What you will do: Collect each line of the entries that holds the string "Security".

Material supplied:
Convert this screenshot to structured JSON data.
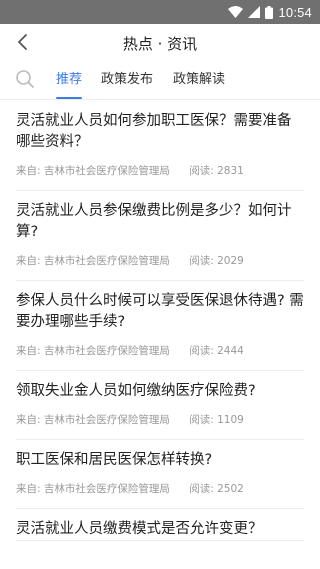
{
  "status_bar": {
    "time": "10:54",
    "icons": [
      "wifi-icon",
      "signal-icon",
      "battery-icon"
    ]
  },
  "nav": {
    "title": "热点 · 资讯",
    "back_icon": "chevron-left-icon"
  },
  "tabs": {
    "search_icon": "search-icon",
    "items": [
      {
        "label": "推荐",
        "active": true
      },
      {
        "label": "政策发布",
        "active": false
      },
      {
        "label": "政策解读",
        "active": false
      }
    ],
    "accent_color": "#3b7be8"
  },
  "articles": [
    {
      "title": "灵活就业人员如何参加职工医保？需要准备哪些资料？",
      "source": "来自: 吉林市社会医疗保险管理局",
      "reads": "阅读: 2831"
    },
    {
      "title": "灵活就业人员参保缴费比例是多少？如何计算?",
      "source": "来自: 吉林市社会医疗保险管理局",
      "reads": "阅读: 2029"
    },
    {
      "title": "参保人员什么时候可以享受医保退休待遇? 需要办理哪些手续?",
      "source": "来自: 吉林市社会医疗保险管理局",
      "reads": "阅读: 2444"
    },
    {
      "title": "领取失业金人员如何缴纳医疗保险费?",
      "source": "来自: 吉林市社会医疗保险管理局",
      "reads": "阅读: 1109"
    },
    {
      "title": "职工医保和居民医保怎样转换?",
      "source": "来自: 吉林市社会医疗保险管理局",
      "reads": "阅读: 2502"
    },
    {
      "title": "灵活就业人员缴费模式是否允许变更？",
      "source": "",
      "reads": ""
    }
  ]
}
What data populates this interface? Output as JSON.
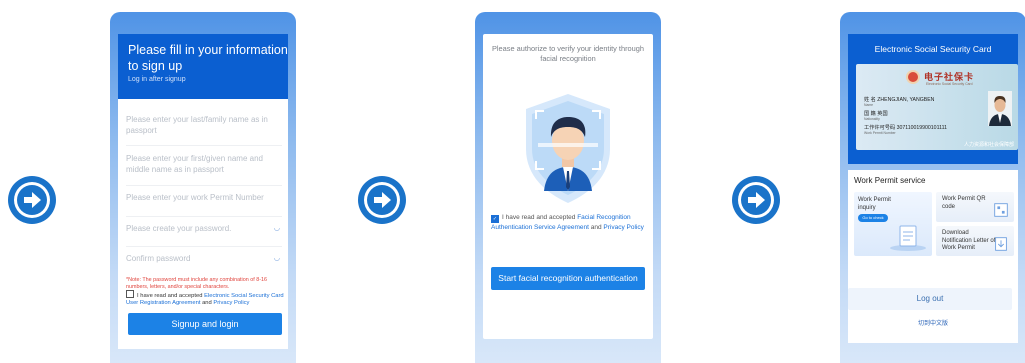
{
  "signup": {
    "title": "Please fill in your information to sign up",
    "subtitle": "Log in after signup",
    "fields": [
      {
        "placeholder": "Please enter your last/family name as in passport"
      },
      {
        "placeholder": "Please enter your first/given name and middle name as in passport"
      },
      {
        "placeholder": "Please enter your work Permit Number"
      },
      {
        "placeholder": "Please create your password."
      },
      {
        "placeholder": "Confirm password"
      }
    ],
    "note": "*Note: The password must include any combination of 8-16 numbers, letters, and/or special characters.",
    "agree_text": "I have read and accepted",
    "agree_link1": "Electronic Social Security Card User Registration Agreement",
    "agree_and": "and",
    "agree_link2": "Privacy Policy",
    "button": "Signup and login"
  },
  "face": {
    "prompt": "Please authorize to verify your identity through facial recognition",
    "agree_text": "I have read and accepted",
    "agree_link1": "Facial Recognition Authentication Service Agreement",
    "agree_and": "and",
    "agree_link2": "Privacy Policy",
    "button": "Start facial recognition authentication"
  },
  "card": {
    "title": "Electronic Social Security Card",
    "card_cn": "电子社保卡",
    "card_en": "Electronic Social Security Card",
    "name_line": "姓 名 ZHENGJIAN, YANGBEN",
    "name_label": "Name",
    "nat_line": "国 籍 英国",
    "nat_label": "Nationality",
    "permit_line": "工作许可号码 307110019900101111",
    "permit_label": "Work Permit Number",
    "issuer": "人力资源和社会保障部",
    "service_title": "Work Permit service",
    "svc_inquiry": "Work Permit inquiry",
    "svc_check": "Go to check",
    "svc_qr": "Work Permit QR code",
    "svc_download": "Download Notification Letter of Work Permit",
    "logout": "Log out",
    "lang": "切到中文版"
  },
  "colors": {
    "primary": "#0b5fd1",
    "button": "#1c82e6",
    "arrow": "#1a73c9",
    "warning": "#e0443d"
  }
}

Answer for this exercise:
    "agree_link1": "Electronic Social Security Card User Registration Agreement",
    "title": "Electronic Social Security Card",
    "card_en": "Electronic Social Security Card",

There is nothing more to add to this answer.